● Objective
Verbatim output of all the material below is required.

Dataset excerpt
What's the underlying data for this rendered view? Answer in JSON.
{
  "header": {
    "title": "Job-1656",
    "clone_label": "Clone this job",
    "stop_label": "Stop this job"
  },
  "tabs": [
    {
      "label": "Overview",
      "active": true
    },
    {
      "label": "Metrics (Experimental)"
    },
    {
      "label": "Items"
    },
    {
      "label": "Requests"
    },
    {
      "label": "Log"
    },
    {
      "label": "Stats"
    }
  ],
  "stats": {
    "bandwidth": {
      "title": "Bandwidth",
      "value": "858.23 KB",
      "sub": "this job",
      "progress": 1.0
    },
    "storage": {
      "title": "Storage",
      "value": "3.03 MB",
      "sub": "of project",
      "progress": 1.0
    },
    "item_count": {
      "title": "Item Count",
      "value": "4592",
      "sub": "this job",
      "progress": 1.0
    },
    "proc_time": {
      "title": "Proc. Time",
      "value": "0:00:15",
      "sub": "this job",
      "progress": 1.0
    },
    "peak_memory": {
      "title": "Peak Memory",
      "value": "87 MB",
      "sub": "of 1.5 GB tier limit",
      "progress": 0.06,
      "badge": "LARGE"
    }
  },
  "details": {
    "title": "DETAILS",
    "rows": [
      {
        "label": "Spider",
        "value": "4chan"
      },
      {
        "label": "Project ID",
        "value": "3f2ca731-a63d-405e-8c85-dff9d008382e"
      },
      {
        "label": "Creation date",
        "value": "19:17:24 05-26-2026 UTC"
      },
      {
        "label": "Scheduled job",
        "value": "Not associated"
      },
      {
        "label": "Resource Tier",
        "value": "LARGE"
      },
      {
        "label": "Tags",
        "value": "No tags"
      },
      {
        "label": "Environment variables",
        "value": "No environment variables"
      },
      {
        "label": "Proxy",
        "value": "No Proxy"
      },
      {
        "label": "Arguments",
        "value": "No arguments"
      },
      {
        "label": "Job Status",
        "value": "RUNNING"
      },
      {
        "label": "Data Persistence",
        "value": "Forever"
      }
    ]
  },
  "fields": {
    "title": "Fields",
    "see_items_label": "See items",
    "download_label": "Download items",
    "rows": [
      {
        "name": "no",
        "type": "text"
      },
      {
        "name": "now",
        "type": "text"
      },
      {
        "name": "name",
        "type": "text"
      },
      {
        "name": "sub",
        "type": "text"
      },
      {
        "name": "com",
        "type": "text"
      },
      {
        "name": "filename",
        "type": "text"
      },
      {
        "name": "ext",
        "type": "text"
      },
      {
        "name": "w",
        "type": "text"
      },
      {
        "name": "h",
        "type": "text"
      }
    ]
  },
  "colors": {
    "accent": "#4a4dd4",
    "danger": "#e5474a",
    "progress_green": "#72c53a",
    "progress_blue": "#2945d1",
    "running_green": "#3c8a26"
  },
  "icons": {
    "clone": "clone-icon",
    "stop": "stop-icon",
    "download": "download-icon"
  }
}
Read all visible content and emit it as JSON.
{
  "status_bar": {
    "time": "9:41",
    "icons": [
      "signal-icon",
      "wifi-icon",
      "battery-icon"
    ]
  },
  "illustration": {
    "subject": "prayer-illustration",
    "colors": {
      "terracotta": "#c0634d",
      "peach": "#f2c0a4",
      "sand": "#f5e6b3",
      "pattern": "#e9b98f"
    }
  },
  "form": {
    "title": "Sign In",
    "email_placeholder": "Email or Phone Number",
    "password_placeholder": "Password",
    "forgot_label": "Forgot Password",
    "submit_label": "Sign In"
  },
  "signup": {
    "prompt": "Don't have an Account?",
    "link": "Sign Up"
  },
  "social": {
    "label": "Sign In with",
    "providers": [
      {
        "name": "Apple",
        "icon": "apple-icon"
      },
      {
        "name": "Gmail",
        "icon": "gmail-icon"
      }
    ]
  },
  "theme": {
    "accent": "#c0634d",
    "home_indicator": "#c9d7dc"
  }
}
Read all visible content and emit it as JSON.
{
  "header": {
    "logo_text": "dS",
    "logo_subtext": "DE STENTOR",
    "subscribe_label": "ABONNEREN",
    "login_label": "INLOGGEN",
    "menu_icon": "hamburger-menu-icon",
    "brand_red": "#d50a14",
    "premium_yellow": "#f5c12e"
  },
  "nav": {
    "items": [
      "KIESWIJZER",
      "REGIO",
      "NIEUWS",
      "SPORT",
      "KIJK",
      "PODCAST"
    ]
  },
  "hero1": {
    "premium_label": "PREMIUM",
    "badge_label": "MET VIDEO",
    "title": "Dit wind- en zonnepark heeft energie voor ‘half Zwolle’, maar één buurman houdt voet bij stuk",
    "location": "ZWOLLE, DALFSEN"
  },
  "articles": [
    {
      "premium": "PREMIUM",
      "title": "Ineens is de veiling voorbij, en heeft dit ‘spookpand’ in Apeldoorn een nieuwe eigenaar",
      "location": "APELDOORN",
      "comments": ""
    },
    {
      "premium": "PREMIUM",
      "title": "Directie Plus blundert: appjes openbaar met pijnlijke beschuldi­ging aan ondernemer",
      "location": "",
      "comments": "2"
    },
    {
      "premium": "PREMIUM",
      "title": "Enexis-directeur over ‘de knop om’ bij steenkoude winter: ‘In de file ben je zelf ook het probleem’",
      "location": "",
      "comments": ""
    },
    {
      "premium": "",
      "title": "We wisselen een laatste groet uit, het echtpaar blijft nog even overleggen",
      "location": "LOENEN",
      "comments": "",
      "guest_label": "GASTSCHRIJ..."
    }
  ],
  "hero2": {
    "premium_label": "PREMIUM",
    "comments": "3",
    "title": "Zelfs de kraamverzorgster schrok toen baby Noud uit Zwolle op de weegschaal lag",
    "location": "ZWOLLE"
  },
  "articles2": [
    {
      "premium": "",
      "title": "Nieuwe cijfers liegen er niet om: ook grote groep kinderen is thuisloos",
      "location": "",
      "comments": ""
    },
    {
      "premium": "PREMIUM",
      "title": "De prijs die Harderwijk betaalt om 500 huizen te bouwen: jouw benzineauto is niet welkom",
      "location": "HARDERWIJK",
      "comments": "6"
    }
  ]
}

● Exercise answer
What's the underlying data for this rendered view? Answer in JSON.
{
  "header": {
    "title": "Job-1656",
    "clone_label": "Clone this job",
    "stop_label": "Stop this job"
  },
  "tabs": [
    {
      "label": "Overview",
      "active": true
    },
    {
      "label": "Metrics (Experimental)"
    },
    {
      "label": "Items"
    },
    {
      "label": "Requests"
    },
    {
      "label": "Log"
    },
    {
      "label": "Stats"
    }
  ],
  "stats": {
    "bandwidth": {
      "title": "Bandwidth",
      "value": "858.23 KB",
      "sub": "this job",
      "progress": 1.0
    },
    "storage": {
      "title": "Storage",
      "value": "3.03 MB",
      "sub": "of project",
      "progress": 1.0
    },
    "item_count": {
      "title": "Item Count",
      "value": "4592",
      "sub": "this job",
      "progress": 1.0
    },
    "proc_time": {
      "title": "Proc. Time",
      "value": "0:00:15",
      "sub": "this job",
      "progress": 1.0
    },
    "peak_memory": {
      "title": "Peak Memory",
      "value": "87 MB",
      "sub": "of 1.5 GB tier limit",
      "progress": 0.06,
      "badge": "LARGE"
    }
  },
  "details": {
    "title": "DETAILS",
    "rows": [
      {
        "label": "Spider",
        "value": "4chan"
      },
      {
        "label": "Project ID",
        "value": "3f2ca731-a63d-405e-8c85-dff9d008382e"
      },
      {
        "label": "Creation date",
        "value": "19:17:24 05-26-2026 UTC"
      },
      {
        "label": "Scheduled job",
        "value": "Not associated"
      },
      {
        "label": "Resource Tier",
        "value": "LARGE"
      },
      {
        "label": "Tags",
        "value": "No tags"
      },
      {
        "label": "Environment variables",
        "value": "No environment variables"
      },
      {
        "label": "Proxy",
        "value": "No Proxy"
      },
      {
        "label": "Arguments",
        "value": "No arguments"
      },
      {
        "label": "Job Status",
        "value": "RUNNING"
      },
      {
        "label": "Data Persistence",
        "value": "Forever"
      }
    ]
  },
  "fields": {
    "title": "Fields",
    "see_items_label": "See items",
    "download_label": "Download items",
    "rows": [
      {
        "name": "no",
        "type": "text"
      },
      {
        "name": "now",
        "type": "text"
      },
      {
        "name": "name",
        "type": "text"
      },
      {
        "name": "sub",
        "type": "text"
      },
      {
        "name": "com",
        "type": "text"
      },
      {
        "name": "filename",
        "type": "text"
      },
      {
        "name": "ext",
        "type": "text"
      },
      {
        "name": "w",
        "type": "text"
      },
      {
        "name": "h",
        "type": "text"
      }
    ]
  },
  "colors": {
    "accent": "#4a4dd4",
    "danger": "#e5474a",
    "progress_green": "#72c53a",
    "progress_blue": "#2945d1",
    "running_green": "#3c8a26"
  },
  "icons": {
    "clone": "clone-icon",
    "stop": "stop-icon",
    "download": "download-icon"
  }
}
Read all visible content and emit it as JSON.
{
  "status_bar": {
    "time": "9:41",
    "icons": [
      "signal-icon",
      "wifi-icon",
      "battery-icon"
    ]
  },
  "illustration": {
    "subject": "prayer-illustration",
    "colors": {
      "terracotta": "#c0634d",
      "peach": "#f2c0a4",
      "sand": "#f5e6b3",
      "pattern": "#e9b98f"
    }
  },
  "form": {
    "title": "Sign In",
    "email_placeholder": "Email or Phone Number",
    "password_placeholder": "Password",
    "forgot_label": "Forgot Password",
    "submit_label": "Sign In"
  },
  "signup": {
    "prompt": "Don't have an Account?",
    "link": "Sign Up"
  },
  "social": {
    "label": "Sign In with",
    "providers": [
      {
        "name": "Apple",
        "icon": "apple-icon"
      },
      {
        "name": "Gmail",
        "icon": "gmail-icon"
      }
    ]
  },
  "theme": {
    "accent": "#c0634d",
    "home_indicator": "#c9d7dc"
  }
}
Read all visible content and emit it as JSON.
{
  "header": {
    "logo_text": "dS",
    "logo_subtext": "DE STENTOR",
    "subscribe_label": "ABONNEREN",
    "login_label": "INLOGGEN",
    "menu_icon": "hamburger-menu-icon",
    "brand_red": "#d50a14",
    "premium_yellow": "#f5c12e"
  },
  "nav": {
    "items": [
      "KIESWIJZER",
      "REGIO",
      "NIEUWS",
      "SPORT",
      "KIJK",
      "PODCAST"
    ]
  },
  "hero1": {
    "premium_label": "PREMIUM",
    "badge_label": "MET VIDEO",
    "title": "Dit wind- en zonnepark heeft energie voor ‘half Zwolle’, maar één buurman houdt voet bij stuk",
    "location": "ZWOLLE, DALFSEN"
  },
  "articles": [
    {
      "premium": "PREMIUM",
      "title": "Ineens is de veiling voorbij, en heeft dit ‘spookpand’ in Apeldoorn een nieuwe eigenaar",
      "location": "APELDOORN",
      "comments": ""
    },
    {
      "premium": "PREMIUM",
      "title": "Directie Plus blundert: appjes openbaar met pijnlijke beschuldi­ging aan ondernemer",
      "location": "",
      "comments": "2"
    },
    {
      "premium": "PREMIUM",
      "title": "Enexis-directeur over ‘de knop om’ bij steenkoude winter: ‘In de file ben je zelf ook het probleem’",
      "location": "",
      "comments": ""
    },
    {
      "premium": "",
      "title": "We wisselen een laatste groet uit, het echtpaar blijft nog even overleggen",
      "location": "LOENEN",
      "comments": "",
      "guest_label": "GASTSCHRIJ..."
    }
  ],
  "hero2": {
    "premium_label": "PREMIUM",
    "comments": "3",
    "title": "Zelfs de kraamverzorgster schrok toen baby Noud uit Zwolle op de weegschaal lag",
    "location": "ZWOLLE"
  },
  "articles2": [
    {
      "premium": "",
      "title": "Nieuwe cijfers liegen er niet om: ook grote groep kinderen is thuisloos",
      "location": "",
      "comments": ""
    },
    {
      "premium": "PREMIUM",
      "title": "De prijs die Harderwijk betaalt om 500 huizen te bouwen: jouw benzineauto is niet welkom",
      "location": "HARDERWIJK",
      "comments": "6"
    }
  ]
}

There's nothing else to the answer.